Recast each line of the listing as an item in a numbered list, dropping any blank lines. Omit the pictures from your answer.

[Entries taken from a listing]
----------
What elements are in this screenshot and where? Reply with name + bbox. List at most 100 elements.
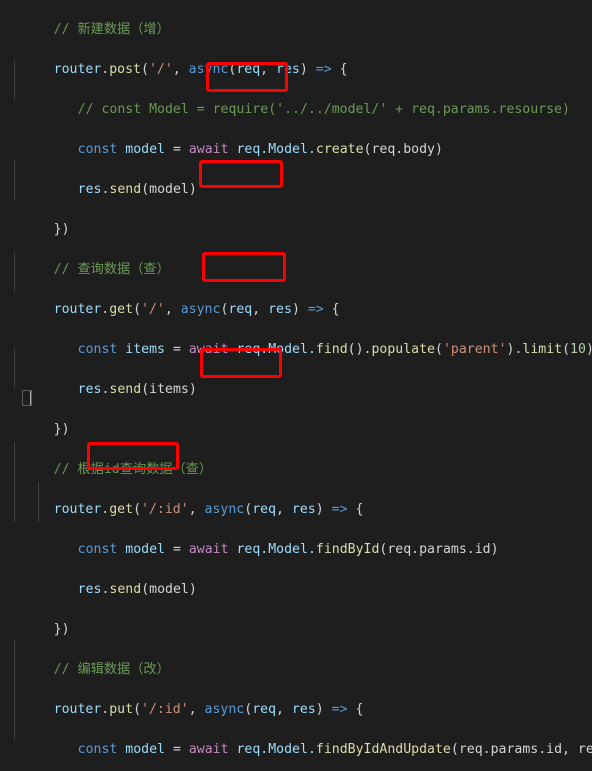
code-line[interactable]: // 编辑数据（改） bbox=[0, 640, 592, 677]
code-line[interactable]: const model = await req.Model.findByIdAn… bbox=[0, 720, 592, 757]
arrow-token: => bbox=[323, 702, 356, 717]
expr-req-model: req.Model. bbox=[236, 742, 316, 757]
closing-brace: }) bbox=[53, 222, 70, 237]
identifier-model: model bbox=[125, 142, 165, 157]
string-route-path: '/' bbox=[141, 302, 165, 317]
keyword-await: await bbox=[188, 142, 229, 157]
method-get: get bbox=[109, 302, 134, 317]
method-limit: limit bbox=[522, 342, 563, 357]
method-send: send bbox=[109, 182, 142, 197]
identifier-model: model bbox=[125, 542, 165, 557]
identifier-router: router bbox=[53, 702, 102, 717]
code-line[interactable]: res.send(model) bbox=[0, 160, 592, 197]
identifier-items: items bbox=[125, 342, 165, 357]
operator-assign: = bbox=[165, 142, 189, 157]
identifier-res: res bbox=[77, 382, 102, 397]
param-req: req bbox=[228, 302, 253, 317]
code-line[interactable]: res.send(model) bbox=[0, 760, 592, 771]
param-req: req bbox=[252, 502, 277, 517]
code-line[interactable]: router.get('/:id', async(req, res) => { bbox=[0, 480, 592, 517]
param-res: res bbox=[268, 302, 292, 317]
method-send: send bbox=[109, 382, 142, 397]
code-line[interactable]: }) bbox=[0, 200, 592, 237]
identifier-res: res bbox=[77, 582, 102, 597]
string-route-path: '/' bbox=[148, 62, 173, 77]
keyword-const: const bbox=[77, 542, 118, 557]
comment-token: // 查询数据（查） bbox=[53, 262, 170, 277]
arrow-token: => bbox=[323, 502, 356, 517]
code-line[interactable]: const model = await req.Model.create(req… bbox=[0, 120, 592, 157]
punct-paren: ) bbox=[299, 62, 308, 77]
number-limit-value: 10 bbox=[570, 342, 586, 357]
keyword-const: const bbox=[77, 142, 118, 157]
code-line[interactable]: router.get('/', async(req, res) => { bbox=[0, 280, 592, 317]
method-create: create bbox=[315, 142, 364, 157]
method-post: post bbox=[109, 62, 141, 77]
param-res: res bbox=[291, 702, 316, 717]
closing-brace: }) bbox=[53, 422, 70, 437]
arrow-token: => bbox=[307, 62, 340, 77]
closing-brace: }) bbox=[53, 622, 70, 637]
keyword-async: async bbox=[204, 502, 245, 517]
code-line[interactable]: // const Model = require('../../model/' … bbox=[0, 80, 592, 117]
param-res: res bbox=[291, 502, 316, 517]
code-line[interactable]: const model = await req.Model.findById(r… bbox=[0, 520, 592, 557]
identifier-router: router bbox=[53, 502, 102, 517]
arrow-token: => bbox=[299, 302, 332, 317]
punct-brace: { bbox=[331, 302, 340, 317]
code-line[interactable]: }) bbox=[0, 600, 592, 637]
call-args: (model) bbox=[141, 182, 197, 197]
punct-paren: ( bbox=[141, 62, 149, 77]
punct-brace: { bbox=[355, 502, 364, 517]
comment-token: // const Model = require('../../model/' … bbox=[77, 102, 570, 117]
call-args: (model) bbox=[141, 582, 197, 597]
comment-token: // 根据id查询数据（查） bbox=[53, 462, 213, 477]
keyword-const: const bbox=[77, 742, 118, 757]
code-line[interactable]: // 查询数据（查） bbox=[0, 240, 592, 277]
expr-req-model: req.Model. bbox=[236, 342, 316, 357]
method-populate: populate bbox=[371, 342, 436, 357]
param-req: req bbox=[236, 62, 261, 77]
code-content[interactable]: // 新建数据（增） router.post('/', async(req, r… bbox=[0, 0, 592, 771]
keyword-await: await bbox=[188, 342, 229, 357]
method-find: find bbox=[315, 342, 348, 357]
identifier-res: res bbox=[77, 182, 102, 197]
call-args: (req.params.id) bbox=[379, 542, 499, 557]
punct-brace: { bbox=[339, 62, 348, 77]
keyword-async: async bbox=[180, 302, 221, 317]
string-route-path: '/:id' bbox=[141, 702, 189, 717]
code-line[interactable]: res.send(items) bbox=[0, 360, 592, 397]
code-line[interactable]: res.send(model) bbox=[0, 560, 592, 597]
code-line[interactable]: }) bbox=[0, 400, 592, 437]
keyword-const: const bbox=[77, 342, 118, 357]
keyword-async: async bbox=[204, 702, 245, 717]
code-line[interactable]: // 根据id查询数据（查） bbox=[0, 440, 592, 477]
method-findbyidandupdate: findByIdAndUpdate bbox=[315, 742, 451, 757]
method-put: put bbox=[109, 702, 134, 717]
comment-token: // 编辑数据（改） bbox=[53, 662, 170, 677]
identifier-router: router bbox=[53, 62, 102, 77]
bracket-match-outline bbox=[22, 390, 32, 406]
code-line[interactable]: const items = await req.Model.find().pop… bbox=[0, 320, 592, 357]
expr-req-model: req.Model. bbox=[236, 542, 316, 557]
comment-token: // 新建数据（增） bbox=[53, 22, 170, 37]
identifier-model: model bbox=[125, 742, 165, 757]
method-get: get bbox=[109, 502, 134, 517]
punct-comma: , bbox=[172, 62, 189, 77]
code-editor[interactable]: // 新建数据（增） router.post('/', async(req, r… bbox=[0, 0, 592, 771]
code-line[interactable]: // 新建数据（增） bbox=[0, 0, 592, 37]
chain-punct: (). bbox=[347, 342, 372, 357]
param-res: res bbox=[276, 62, 300, 77]
code-line[interactable]: router.post('/', async(req, res) => { bbox=[0, 40, 592, 77]
call-args: (items) bbox=[141, 382, 197, 397]
identifier-router: router bbox=[53, 302, 102, 317]
call-args: (req.params.id, req.body bbox=[450, 742, 592, 757]
punct-brace: { bbox=[355, 702, 364, 717]
method-findbyid: findById bbox=[315, 542, 380, 557]
method-send: send bbox=[109, 582, 142, 597]
param-req: req bbox=[252, 702, 277, 717]
string-parent: 'parent' bbox=[442, 342, 507, 357]
string-route-path: '/:id' bbox=[141, 502, 189, 517]
code-line[interactable]: router.put('/:id', async(req, res) => { bbox=[0, 680, 592, 717]
expr-req-model: req.Model. bbox=[236, 142, 316, 157]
----------
_TASK RESPONSE_
1. What elements are in this screenshot and where? Reply with name + bbox. List at most 100 elements.
2. code-line[interactable]: // 编辑数据（改） bbox=[0, 640, 592, 677]
3. code-line[interactable]: const model = await req.Model.findByIdAn… bbox=[0, 720, 592, 757]
4. arrow-token: => bbox=[323, 702, 356, 717]
5. expr-req-model: req.Model. bbox=[236, 742, 316, 757]
6. closing-brace: }) bbox=[53, 222, 70, 237]
7. identifier-model: model bbox=[125, 142, 165, 157]
8. string-route-path: '/' bbox=[141, 302, 165, 317]
9. keyword-await: await bbox=[188, 142, 229, 157]
10. method-get: get bbox=[109, 302, 134, 317]
11. method-limit: limit bbox=[522, 342, 563, 357]
12. method-send: send bbox=[109, 182, 142, 197]
13. identifier-model: model bbox=[125, 542, 165, 557]
14. identifier-router: router bbox=[53, 702, 102, 717]
15. code-line[interactable]: res.send(model) bbox=[0, 160, 592, 197]
16. identifier-items: items bbox=[125, 342, 165, 357]
17. operator-assign: = bbox=[165, 142, 189, 157]
18. identifier-res: res bbox=[77, 382, 102, 397]
19. param-req: req bbox=[228, 302, 253, 317]
20. code-line[interactable]: res.send(model) bbox=[0, 760, 592, 771]
21. param-req: req bbox=[252, 502, 277, 517]
22. code-line[interactable]: router.get('/:id', async(req, res) => { bbox=[0, 480, 592, 517]
23. param-res: res bbox=[268, 302, 292, 317]
24. method-send: send bbox=[109, 382, 142, 397]
25. code-line[interactable]: }) bbox=[0, 200, 592, 237]
26. identifier-res: res bbox=[77, 582, 102, 597]
27. string-route-path: '/' bbox=[148, 62, 173, 77]
28. keyword-const: const bbox=[77, 542, 118, 557]
29. comment-token: // 查询数据（查） bbox=[53, 262, 170, 277]
30. arrow-token: => bbox=[323, 502, 356, 517]
31. code-line[interactable]: const model = await req.Model.create(req… bbox=[0, 120, 592, 157]
32. punct-paren: ) bbox=[299, 62, 308, 77]
33. number-limit-value: 10 bbox=[570, 342, 586, 357]
34. keyword-const: const bbox=[77, 142, 118, 157]
35. code-line[interactable]: router.get('/', async(req, res) => { bbox=[0, 280, 592, 317]
36. method-create: create bbox=[315, 142, 364, 157]
37. method-post: post bbox=[109, 62, 141, 77]
38. param-res: res bbox=[291, 702, 316, 717]
39. closing-brace: }) bbox=[53, 422, 70, 437]
40. arrow-token: => bbox=[307, 62, 340, 77]
41. closing-brace: }) bbox=[53, 622, 70, 637]
42. keyword-async: async bbox=[204, 502, 245, 517]
43. code-line[interactable]: // const Model = require('../../model/' … bbox=[0, 80, 592, 117]
44. param-res: res bbox=[291, 502, 316, 517]
45. code-line[interactable]: const model = await req.Model.findById(r… bbox=[0, 520, 592, 557]
46. identifier-router: router bbox=[53, 502, 102, 517]
47. arrow-token: => bbox=[299, 302, 332, 317]
48. punct-brace: { bbox=[331, 302, 340, 317]
49. code-line[interactable]: }) bbox=[0, 600, 592, 637]
50. call-args: (model) bbox=[141, 182, 197, 197]
51. punct-paren: ( bbox=[141, 62, 149, 77]
52. punct-brace: { bbox=[355, 502, 364, 517]
53. comment-token: // const Model = require('../../model/' … bbox=[77, 102, 570, 117]
54. call-args: (model) bbox=[141, 582, 197, 597]
55. comment-token: // 根据id查询数据（查） bbox=[53, 462, 213, 477]
56. keyword-const: const bbox=[77, 742, 118, 757]
57. code-line[interactable]: // 查询数据（查） bbox=[0, 240, 592, 277]
58. expr-req-model: req.Model. bbox=[236, 342, 316, 357]
59. method-populate: populate bbox=[371, 342, 436, 357]
60. param-req: req bbox=[236, 62, 261, 77]
61. code-content[interactable]: // 新建数据（增） router.post('/', async(req, r… bbox=[0, 0, 592, 771]
62. keyword-await: await bbox=[188, 342, 229, 357]
63. method-find: find bbox=[315, 342, 348, 357]
64. identifier-res: res bbox=[77, 182, 102, 197]
65. call-args: (req.params.id) bbox=[379, 542, 499, 557]
66. punct-brace: { bbox=[339, 62, 348, 77]
67. keyword-async: async bbox=[180, 302, 221, 317]
68. string-route-path: '/:id' bbox=[141, 702, 189, 717]
69. code-line[interactable]: res.send(items) bbox=[0, 360, 592, 397]
70. code-line[interactable]: res.send(model) bbox=[0, 560, 592, 597]
71. code-line[interactable]: }) bbox=[0, 400, 592, 437]
72. keyword-const: const bbox=[77, 342, 118, 357]
73. keyword-async: async bbox=[204, 702, 245, 717]
74. code-line[interactable]: // 根据id查询数据（查） bbox=[0, 440, 592, 477]
75. method-findbyidandupdate: findByIdAndUpdate bbox=[315, 742, 451, 757]
76. method-put: put bbox=[109, 702, 134, 717]
77. comment-token: // 编辑数据（改） bbox=[53, 662, 170, 677]
78. identifier-router: router bbox=[53, 62, 102, 77]
79. bracket-match-outline bbox=[22, 390, 32, 406]
80. code-line[interactable]: const items = await req.Model.find().pop… bbox=[0, 320, 592, 357]
81. expr-req-model: req.Model. bbox=[236, 542, 316, 557]
82. comment-token: // 新建数据（增） bbox=[53, 22, 170, 37]
83. identifier-model: model bbox=[125, 742, 165, 757]
84. method-get: get bbox=[109, 502, 134, 517]
85. punct-comma: , bbox=[172, 62, 189, 77]
86. code-editor[interactable]: // 新建数据（增） router.post('/', async(req, r… bbox=[0, 0, 592, 771]
87. code-line[interactable]: // 新建数据（增） bbox=[0, 0, 592, 37]
88. chain-punct: (). bbox=[347, 342, 372, 357]
89. param-res: res bbox=[276, 62, 300, 77]
90. code-line[interactable]: router.post('/', async(req, res) => { bbox=[0, 40, 592, 77]
91. call-args: (items) bbox=[141, 382, 197, 397]
92. identifier-router: router bbox=[53, 302, 102, 317]
93. call-args: (req.params.id, req.body bbox=[450, 742, 592, 757]
94. punct-brace: { bbox=[355, 702, 364, 717]
95. method-findbyid: findById bbox=[315, 542, 380, 557]
96. method-send: send bbox=[109, 582, 142, 597]
97. param-req: req bbox=[252, 702, 277, 717]
98. string-parent: 'parent' bbox=[442, 342, 507, 357]
99. string-route-path: '/:id' bbox=[141, 502, 189, 517]
100. code-line[interactable]: router.put('/:id', async(req, res) => { bbox=[0, 680, 592, 717]
101. expr-req-model: req.Model. bbox=[236, 142, 316, 157]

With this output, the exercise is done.